TASK DIRECTIONS: Examine the records and identify each line that includes the string "image". Copy those lines.

[Stored data entries]
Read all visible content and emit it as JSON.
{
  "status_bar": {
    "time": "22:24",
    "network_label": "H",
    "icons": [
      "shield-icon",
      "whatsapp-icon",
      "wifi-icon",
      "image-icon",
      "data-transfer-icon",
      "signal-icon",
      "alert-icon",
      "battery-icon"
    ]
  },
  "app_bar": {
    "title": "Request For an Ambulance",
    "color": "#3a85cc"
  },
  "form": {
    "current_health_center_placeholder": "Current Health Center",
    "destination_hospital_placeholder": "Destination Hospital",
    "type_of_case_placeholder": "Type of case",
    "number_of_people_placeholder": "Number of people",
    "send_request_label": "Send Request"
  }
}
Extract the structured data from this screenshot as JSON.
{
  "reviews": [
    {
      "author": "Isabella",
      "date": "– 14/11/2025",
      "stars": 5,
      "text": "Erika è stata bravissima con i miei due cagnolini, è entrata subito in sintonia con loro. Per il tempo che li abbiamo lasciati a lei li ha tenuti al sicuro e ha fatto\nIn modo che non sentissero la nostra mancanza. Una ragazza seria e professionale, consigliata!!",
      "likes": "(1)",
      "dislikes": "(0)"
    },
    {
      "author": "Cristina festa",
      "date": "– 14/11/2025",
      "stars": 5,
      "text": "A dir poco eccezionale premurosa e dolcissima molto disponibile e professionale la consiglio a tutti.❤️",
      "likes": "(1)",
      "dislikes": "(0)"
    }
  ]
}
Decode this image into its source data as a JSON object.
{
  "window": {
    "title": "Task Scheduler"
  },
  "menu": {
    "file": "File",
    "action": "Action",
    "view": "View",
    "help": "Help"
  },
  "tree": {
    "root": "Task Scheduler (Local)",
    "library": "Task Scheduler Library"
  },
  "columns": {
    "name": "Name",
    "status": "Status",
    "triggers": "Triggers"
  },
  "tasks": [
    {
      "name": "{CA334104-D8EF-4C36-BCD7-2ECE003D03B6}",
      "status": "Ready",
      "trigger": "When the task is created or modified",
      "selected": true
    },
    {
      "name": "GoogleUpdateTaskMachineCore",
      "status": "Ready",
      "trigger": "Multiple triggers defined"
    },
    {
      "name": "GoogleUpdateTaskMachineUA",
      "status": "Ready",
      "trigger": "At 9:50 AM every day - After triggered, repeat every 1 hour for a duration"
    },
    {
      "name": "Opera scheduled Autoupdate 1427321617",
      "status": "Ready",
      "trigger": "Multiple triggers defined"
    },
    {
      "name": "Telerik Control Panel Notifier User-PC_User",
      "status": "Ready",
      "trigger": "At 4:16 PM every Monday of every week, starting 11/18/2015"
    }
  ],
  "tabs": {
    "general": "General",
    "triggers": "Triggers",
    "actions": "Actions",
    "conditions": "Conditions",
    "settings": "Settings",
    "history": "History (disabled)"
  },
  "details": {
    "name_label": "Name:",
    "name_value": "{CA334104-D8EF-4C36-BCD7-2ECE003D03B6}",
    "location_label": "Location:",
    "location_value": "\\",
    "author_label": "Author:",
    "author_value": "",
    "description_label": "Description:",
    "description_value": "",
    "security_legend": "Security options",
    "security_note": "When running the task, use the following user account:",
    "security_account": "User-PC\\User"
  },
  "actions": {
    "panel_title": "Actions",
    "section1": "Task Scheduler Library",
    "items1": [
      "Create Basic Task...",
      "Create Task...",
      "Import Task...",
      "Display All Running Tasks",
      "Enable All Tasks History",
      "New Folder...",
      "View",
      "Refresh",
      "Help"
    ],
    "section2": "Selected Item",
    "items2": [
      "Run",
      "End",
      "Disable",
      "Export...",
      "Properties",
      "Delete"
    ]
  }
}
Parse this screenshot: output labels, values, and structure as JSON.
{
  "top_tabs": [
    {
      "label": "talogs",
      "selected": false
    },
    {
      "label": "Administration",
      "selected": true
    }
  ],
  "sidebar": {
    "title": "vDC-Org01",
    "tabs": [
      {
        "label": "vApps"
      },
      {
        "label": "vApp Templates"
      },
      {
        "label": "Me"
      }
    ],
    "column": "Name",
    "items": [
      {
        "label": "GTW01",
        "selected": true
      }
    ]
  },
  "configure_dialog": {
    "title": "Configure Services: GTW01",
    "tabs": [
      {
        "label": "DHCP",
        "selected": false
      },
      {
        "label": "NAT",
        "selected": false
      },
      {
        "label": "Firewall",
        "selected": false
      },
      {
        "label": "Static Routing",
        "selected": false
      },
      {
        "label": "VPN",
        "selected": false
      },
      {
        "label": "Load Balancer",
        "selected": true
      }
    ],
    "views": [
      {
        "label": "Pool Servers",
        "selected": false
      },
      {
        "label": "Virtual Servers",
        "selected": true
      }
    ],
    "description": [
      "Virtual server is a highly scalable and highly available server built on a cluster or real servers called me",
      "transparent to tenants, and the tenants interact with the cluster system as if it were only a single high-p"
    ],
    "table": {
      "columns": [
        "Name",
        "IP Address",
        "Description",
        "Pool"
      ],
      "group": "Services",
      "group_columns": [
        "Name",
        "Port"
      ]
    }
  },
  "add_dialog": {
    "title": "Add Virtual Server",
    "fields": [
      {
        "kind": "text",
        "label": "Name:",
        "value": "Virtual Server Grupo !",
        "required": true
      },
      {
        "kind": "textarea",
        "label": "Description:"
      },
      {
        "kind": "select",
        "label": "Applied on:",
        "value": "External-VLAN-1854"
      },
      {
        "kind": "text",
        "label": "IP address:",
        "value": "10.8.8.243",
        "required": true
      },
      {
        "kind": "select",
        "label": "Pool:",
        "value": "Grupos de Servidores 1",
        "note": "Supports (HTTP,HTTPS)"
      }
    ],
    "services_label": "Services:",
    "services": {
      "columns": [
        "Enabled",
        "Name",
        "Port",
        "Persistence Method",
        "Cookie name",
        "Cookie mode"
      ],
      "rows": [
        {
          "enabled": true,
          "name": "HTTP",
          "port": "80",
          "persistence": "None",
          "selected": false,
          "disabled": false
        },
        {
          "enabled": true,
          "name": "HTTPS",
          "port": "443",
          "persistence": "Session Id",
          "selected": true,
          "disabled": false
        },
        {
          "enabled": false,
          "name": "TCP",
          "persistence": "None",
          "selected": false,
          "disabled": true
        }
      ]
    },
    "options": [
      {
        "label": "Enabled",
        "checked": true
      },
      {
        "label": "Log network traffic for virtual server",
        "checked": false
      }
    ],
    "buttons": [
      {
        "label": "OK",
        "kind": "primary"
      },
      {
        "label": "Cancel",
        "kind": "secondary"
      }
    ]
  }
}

EXERCISE RESULT:
      "image-icon",
Decode this image into its source data as a JSON object.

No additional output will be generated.